## [Direction]
Identify the lines that contain the word "Agent", then copy them.

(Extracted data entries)
════════════════════
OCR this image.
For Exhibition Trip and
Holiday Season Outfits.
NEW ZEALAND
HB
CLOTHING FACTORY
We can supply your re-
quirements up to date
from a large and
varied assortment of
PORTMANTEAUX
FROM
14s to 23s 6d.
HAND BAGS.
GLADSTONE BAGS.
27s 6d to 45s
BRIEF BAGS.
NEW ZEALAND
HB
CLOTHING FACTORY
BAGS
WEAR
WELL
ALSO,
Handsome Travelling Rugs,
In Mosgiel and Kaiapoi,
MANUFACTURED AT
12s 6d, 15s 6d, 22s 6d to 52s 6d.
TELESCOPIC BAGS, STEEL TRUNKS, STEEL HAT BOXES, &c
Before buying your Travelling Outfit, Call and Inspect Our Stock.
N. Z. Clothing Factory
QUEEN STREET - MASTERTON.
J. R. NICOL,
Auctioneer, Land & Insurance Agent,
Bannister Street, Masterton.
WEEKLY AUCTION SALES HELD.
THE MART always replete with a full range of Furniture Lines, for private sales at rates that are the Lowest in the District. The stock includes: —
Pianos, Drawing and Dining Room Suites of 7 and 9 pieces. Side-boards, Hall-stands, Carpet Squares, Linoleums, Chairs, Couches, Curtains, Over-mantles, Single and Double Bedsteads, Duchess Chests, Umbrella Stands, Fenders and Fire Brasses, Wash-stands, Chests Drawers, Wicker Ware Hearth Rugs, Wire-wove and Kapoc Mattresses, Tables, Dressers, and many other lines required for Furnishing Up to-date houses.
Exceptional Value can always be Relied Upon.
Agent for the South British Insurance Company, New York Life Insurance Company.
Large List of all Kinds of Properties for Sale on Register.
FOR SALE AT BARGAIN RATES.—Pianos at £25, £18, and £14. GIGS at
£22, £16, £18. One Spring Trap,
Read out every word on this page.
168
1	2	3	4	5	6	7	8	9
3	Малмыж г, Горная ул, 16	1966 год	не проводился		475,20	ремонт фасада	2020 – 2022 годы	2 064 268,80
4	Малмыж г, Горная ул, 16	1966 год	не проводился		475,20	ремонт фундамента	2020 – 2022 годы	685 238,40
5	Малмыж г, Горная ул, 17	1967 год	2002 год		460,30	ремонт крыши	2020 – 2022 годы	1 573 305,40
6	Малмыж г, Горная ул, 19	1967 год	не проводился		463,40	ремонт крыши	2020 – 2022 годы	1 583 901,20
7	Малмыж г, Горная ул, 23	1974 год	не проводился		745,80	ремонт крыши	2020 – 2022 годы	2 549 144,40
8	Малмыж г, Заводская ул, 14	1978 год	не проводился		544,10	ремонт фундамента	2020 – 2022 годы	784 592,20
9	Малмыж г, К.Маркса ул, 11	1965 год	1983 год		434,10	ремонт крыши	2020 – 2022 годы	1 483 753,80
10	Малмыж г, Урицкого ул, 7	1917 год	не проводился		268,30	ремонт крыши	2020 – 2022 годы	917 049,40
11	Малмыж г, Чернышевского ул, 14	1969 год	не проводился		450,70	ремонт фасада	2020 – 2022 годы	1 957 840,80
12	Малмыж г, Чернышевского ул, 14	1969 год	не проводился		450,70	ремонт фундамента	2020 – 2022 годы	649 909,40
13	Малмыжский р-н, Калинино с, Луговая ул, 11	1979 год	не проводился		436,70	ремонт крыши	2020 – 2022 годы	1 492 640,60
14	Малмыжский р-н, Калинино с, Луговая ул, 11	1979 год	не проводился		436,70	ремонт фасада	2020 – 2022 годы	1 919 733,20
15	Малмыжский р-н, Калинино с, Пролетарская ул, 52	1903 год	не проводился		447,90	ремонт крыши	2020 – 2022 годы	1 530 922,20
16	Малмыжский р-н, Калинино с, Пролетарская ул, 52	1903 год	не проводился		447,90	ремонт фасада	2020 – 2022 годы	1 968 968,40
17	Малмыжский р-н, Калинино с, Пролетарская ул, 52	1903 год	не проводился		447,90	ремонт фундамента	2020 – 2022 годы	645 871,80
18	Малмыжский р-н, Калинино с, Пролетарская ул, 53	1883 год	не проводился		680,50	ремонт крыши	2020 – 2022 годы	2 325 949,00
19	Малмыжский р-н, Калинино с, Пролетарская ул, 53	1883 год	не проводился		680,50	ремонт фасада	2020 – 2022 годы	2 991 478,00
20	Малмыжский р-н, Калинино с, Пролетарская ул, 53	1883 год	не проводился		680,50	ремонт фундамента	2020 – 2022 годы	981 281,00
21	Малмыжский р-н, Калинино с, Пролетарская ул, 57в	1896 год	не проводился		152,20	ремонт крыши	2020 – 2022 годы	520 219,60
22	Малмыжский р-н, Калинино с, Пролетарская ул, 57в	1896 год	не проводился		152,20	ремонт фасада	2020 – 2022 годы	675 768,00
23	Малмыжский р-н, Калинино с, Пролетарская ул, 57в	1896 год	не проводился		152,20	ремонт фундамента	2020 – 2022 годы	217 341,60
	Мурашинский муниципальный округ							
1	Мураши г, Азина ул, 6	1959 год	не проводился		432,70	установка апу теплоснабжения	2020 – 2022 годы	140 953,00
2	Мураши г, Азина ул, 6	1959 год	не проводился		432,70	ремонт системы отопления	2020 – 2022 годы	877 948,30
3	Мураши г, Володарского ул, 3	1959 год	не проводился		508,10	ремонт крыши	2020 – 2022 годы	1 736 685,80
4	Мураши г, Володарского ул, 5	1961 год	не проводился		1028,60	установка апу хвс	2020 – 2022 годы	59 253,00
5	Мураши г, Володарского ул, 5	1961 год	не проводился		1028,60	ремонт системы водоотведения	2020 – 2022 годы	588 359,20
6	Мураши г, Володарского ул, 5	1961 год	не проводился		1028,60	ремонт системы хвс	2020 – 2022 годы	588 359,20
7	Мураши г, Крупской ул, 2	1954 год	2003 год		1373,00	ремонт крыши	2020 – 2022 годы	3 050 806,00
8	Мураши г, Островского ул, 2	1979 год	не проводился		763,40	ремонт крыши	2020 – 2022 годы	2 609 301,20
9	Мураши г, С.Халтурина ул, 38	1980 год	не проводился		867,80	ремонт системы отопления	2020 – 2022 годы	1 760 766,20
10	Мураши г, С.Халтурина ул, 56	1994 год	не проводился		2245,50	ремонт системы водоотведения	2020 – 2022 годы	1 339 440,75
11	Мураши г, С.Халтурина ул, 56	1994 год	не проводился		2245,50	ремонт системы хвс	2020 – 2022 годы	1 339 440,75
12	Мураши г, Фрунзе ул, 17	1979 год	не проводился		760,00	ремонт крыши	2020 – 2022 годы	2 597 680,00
════════════════════
## [Solution to this problem]
Auctioneer, Land & Insurance Agent,
Agent for the South British Insurance Company, New York Life Insurance Company.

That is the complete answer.